Can you output the material exactly as written, minus any pictures it holds?
————————
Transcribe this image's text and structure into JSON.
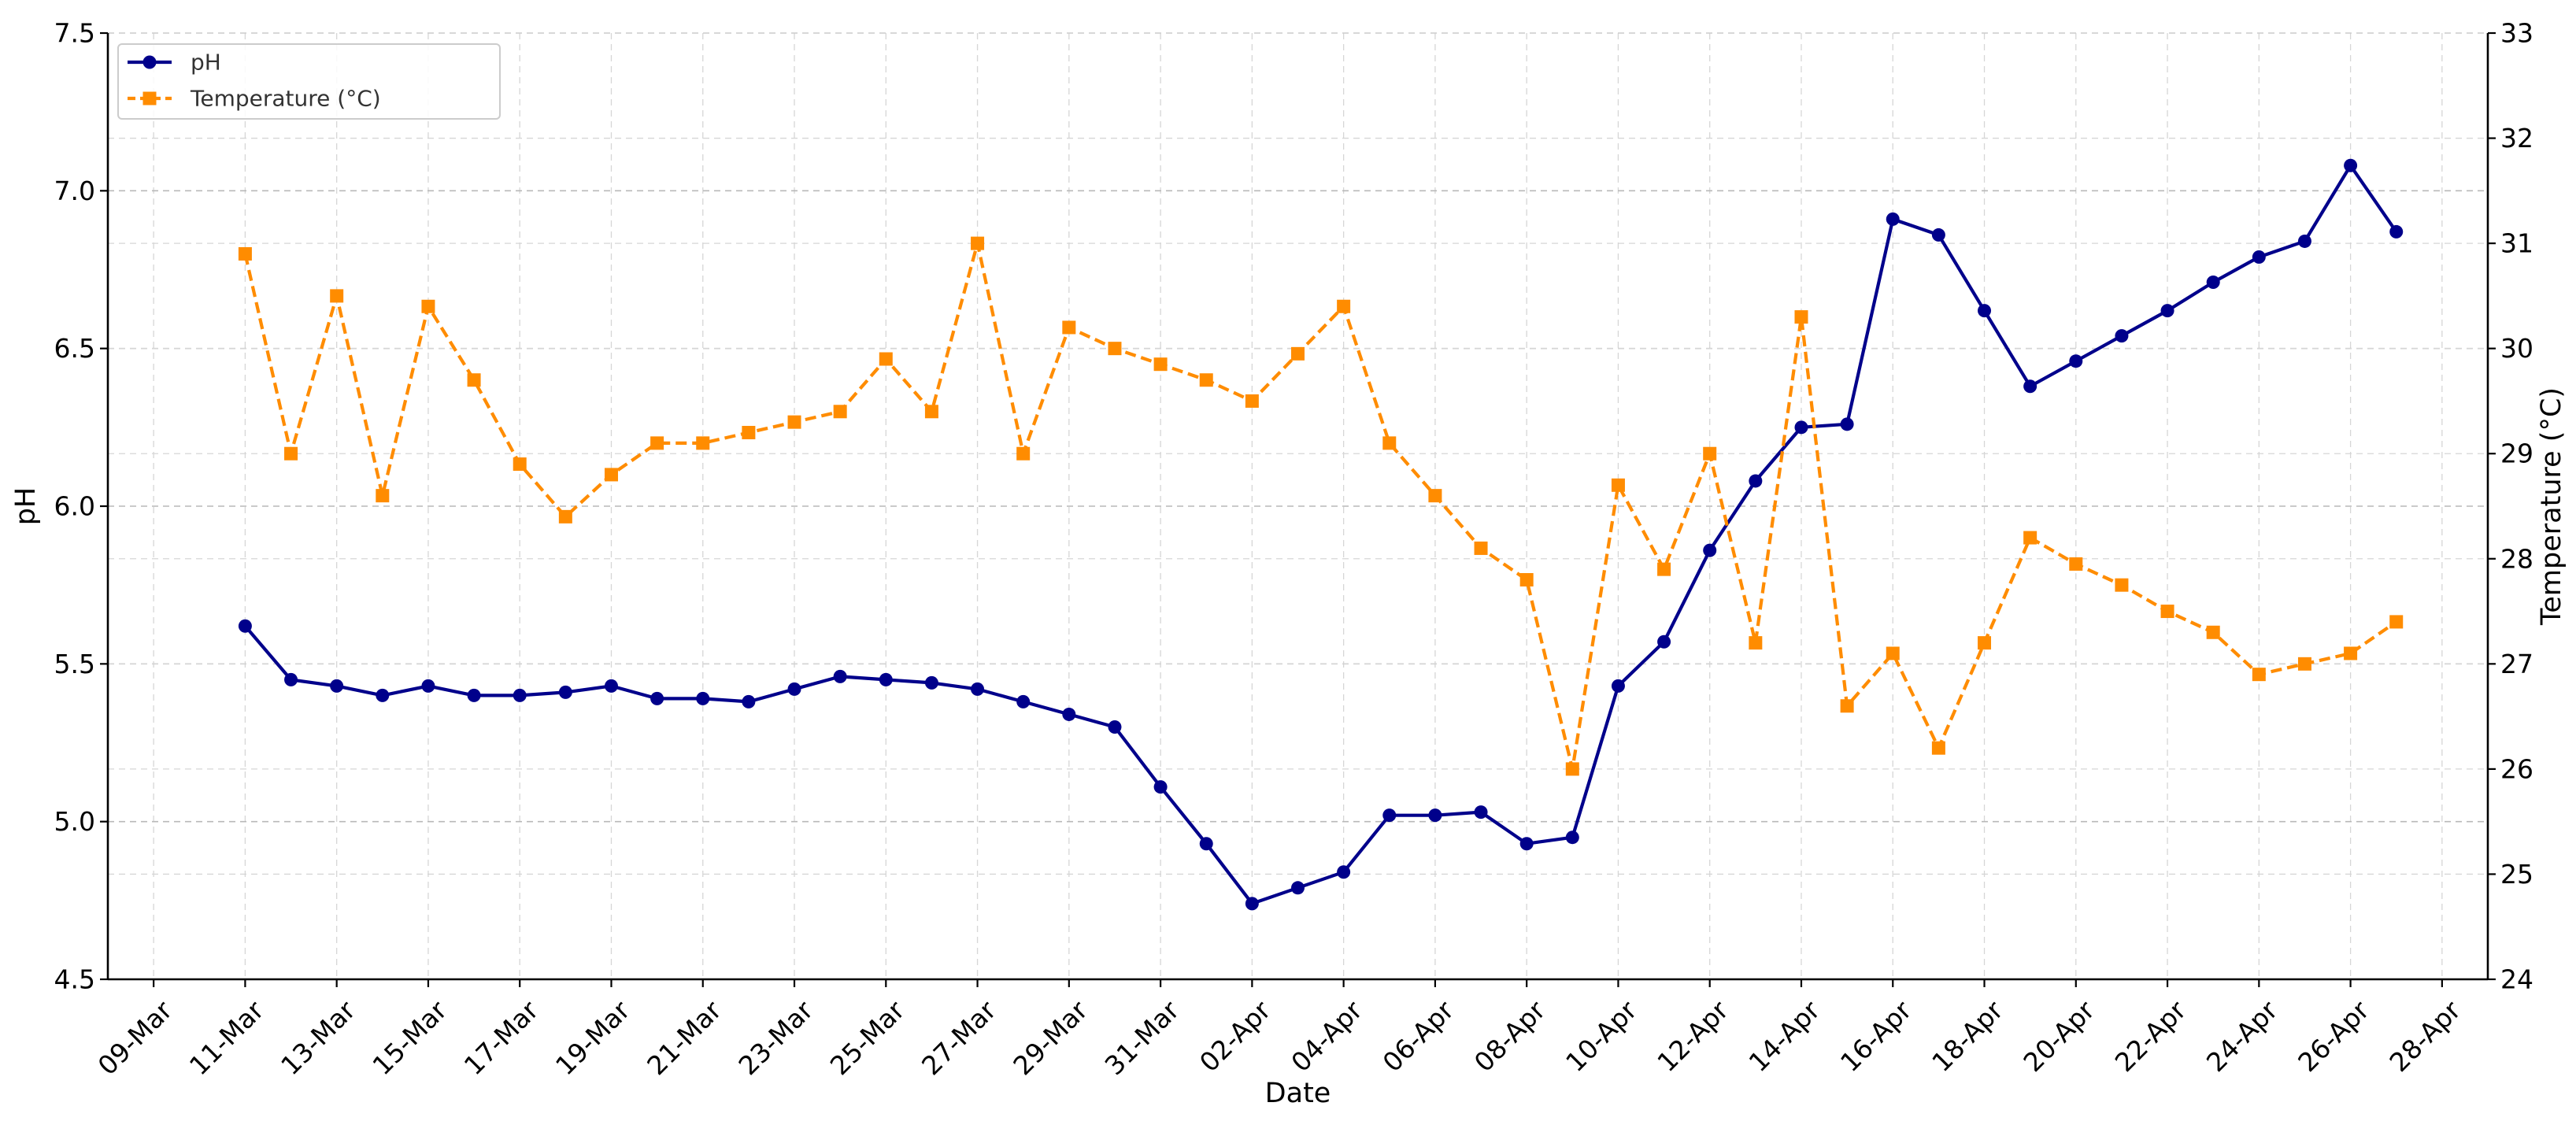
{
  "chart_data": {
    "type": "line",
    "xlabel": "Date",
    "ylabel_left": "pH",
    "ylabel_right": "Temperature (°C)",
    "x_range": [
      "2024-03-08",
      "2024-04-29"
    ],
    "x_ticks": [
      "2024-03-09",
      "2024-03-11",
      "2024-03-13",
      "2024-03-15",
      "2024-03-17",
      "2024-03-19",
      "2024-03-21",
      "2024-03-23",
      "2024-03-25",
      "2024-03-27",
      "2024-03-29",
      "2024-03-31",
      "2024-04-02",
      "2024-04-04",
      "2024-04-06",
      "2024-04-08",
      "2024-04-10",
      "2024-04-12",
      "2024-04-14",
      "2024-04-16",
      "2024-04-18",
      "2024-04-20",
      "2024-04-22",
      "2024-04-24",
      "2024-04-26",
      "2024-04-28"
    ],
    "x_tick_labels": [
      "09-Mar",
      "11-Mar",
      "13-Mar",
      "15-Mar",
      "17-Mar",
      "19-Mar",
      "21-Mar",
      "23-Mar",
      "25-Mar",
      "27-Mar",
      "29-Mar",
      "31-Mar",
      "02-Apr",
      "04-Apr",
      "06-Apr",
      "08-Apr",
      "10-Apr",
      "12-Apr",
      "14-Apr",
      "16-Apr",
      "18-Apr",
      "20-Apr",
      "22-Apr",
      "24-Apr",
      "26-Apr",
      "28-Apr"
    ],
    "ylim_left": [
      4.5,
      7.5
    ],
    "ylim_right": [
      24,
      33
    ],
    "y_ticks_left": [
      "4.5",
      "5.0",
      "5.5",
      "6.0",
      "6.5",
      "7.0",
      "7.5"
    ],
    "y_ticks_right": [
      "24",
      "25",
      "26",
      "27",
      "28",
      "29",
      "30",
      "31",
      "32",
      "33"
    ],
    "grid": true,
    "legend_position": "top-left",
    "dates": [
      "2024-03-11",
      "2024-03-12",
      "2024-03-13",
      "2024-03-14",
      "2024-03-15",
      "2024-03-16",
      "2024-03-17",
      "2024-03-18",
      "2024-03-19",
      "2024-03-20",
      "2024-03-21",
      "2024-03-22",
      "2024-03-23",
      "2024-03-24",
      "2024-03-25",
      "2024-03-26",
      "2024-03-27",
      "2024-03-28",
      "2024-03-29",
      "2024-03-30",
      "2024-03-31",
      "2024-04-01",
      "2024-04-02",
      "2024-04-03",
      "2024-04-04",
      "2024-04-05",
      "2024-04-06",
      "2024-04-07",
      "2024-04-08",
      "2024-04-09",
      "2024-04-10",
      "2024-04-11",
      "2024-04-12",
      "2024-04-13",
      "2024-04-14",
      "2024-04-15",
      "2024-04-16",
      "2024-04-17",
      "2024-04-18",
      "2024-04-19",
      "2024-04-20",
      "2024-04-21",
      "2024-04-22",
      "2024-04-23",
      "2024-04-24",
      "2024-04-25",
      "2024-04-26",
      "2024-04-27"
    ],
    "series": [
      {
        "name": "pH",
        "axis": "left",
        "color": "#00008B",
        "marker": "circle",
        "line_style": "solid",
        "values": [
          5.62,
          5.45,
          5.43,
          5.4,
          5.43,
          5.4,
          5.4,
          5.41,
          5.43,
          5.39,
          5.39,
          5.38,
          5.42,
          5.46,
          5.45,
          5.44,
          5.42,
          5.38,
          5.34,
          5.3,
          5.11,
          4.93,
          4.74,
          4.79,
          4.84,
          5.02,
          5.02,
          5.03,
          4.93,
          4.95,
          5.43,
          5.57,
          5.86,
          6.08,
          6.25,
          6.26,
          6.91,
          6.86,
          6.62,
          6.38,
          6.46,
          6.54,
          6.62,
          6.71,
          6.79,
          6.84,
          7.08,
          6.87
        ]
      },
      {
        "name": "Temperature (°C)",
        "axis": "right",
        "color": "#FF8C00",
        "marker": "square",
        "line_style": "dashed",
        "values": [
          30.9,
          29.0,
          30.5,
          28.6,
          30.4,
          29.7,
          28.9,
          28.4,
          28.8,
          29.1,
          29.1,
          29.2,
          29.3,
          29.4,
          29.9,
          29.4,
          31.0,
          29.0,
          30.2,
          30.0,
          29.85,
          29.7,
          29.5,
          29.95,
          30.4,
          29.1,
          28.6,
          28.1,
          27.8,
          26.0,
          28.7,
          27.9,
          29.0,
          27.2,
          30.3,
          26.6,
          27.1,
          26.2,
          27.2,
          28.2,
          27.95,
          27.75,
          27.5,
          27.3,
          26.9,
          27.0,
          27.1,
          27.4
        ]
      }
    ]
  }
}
————————
* **Written solution**
Transcribe this image's text and structure into JSON.
{
  "chart_data": {
    "type": "line",
    "xlabel": "Date",
    "ylabel_left": "pH",
    "ylabel_right": "Temperature (°C)",
    "x_range": [
      "2024-03-08",
      "2024-04-29"
    ],
    "x_ticks": [
      "2024-03-09",
      "2024-03-11",
      "2024-03-13",
      "2024-03-15",
      "2024-03-17",
      "2024-03-19",
      "2024-03-21",
      "2024-03-23",
      "2024-03-25",
      "2024-03-27",
      "2024-03-29",
      "2024-03-31",
      "2024-04-02",
      "2024-04-04",
      "2024-04-06",
      "2024-04-08",
      "2024-04-10",
      "2024-04-12",
      "2024-04-14",
      "2024-04-16",
      "2024-04-18",
      "2024-04-20",
      "2024-04-22",
      "2024-04-24",
      "2024-04-26",
      "2024-04-28"
    ],
    "x_tick_labels": [
      "09-Mar",
      "11-Mar",
      "13-Mar",
      "15-Mar",
      "17-Mar",
      "19-Mar",
      "21-Mar",
      "23-Mar",
      "25-Mar",
      "27-Mar",
      "29-Mar",
      "31-Mar",
      "02-Apr",
      "04-Apr",
      "06-Apr",
      "08-Apr",
      "10-Apr",
      "12-Apr",
      "14-Apr",
      "16-Apr",
      "18-Apr",
      "20-Apr",
      "22-Apr",
      "24-Apr",
      "26-Apr",
      "28-Apr"
    ],
    "ylim_left": [
      4.5,
      7.5
    ],
    "ylim_right": [
      24,
      33
    ],
    "y_ticks_left": [
      "4.5",
      "5.0",
      "5.5",
      "6.0",
      "6.5",
      "7.0",
      "7.5"
    ],
    "y_ticks_right": [
      "24",
      "25",
      "26",
      "27",
      "28",
      "29",
      "30",
      "31",
      "32",
      "33"
    ],
    "grid": true,
    "legend_position": "top-left",
    "dates": [
      "2024-03-11",
      "2024-03-12",
      "2024-03-13",
      "2024-03-14",
      "2024-03-15",
      "2024-03-16",
      "2024-03-17",
      "2024-03-18",
      "2024-03-19",
      "2024-03-20",
      "2024-03-21",
      "2024-03-22",
      "2024-03-23",
      "2024-03-24",
      "2024-03-25",
      "2024-03-26",
      "2024-03-27",
      "2024-03-28",
      "2024-03-29",
      "2024-03-30",
      "2024-03-31",
      "2024-04-01",
      "2024-04-02",
      "2024-04-03",
      "2024-04-04",
      "2024-04-05",
      "2024-04-06",
      "2024-04-07",
      "2024-04-08",
      "2024-04-09",
      "2024-04-10",
      "2024-04-11",
      "2024-04-12",
      "2024-04-13",
      "2024-04-14",
      "2024-04-15",
      "2024-04-16",
      "2024-04-17",
      "2024-04-18",
      "2024-04-19",
      "2024-04-20",
      "2024-04-21",
      "2024-04-22",
      "2024-04-23",
      "2024-04-24",
      "2024-04-25",
      "2024-04-26",
      "2024-04-27"
    ],
    "series": [
      {
        "name": "pH",
        "axis": "left",
        "color": "#00008B",
        "marker": "circle",
        "line_style": "solid",
        "values": [
          5.62,
          5.45,
          5.43,
          5.4,
          5.43,
          5.4,
          5.4,
          5.41,
          5.43,
          5.39,
          5.39,
          5.38,
          5.42,
          5.46,
          5.45,
          5.44,
          5.42,
          5.38,
          5.34,
          5.3,
          5.11,
          4.93,
          4.74,
          4.79,
          4.84,
          5.02,
          5.02,
          5.03,
          4.93,
          4.95,
          5.43,
          5.57,
          5.86,
          6.08,
          6.25,
          6.26,
          6.91,
          6.86,
          6.62,
          6.38,
          6.46,
          6.54,
          6.62,
          6.71,
          6.79,
          6.84,
          7.08,
          6.87
        ]
      },
      {
        "name": "Temperature (°C)",
        "axis": "right",
        "color": "#FF8C00",
        "marker": "square",
        "line_style": "dashed",
        "values": [
          30.9,
          29.0,
          30.5,
          28.6,
          30.4,
          29.7,
          28.9,
          28.4,
          28.8,
          29.1,
          29.1,
          29.2,
          29.3,
          29.4,
          29.9,
          29.4,
          31.0,
          29.0,
          30.2,
          30.0,
          29.85,
          29.7,
          29.5,
          29.95,
          30.4,
          29.1,
          28.6,
          28.1,
          27.8,
          26.0,
          28.7,
          27.9,
          29.0,
          27.2,
          30.3,
          26.6,
          27.1,
          26.2,
          27.2,
          28.2,
          27.95,
          27.75,
          27.5,
          27.3,
          26.9,
          27.0,
          27.1,
          27.4
        ]
      }
    ]
  }
}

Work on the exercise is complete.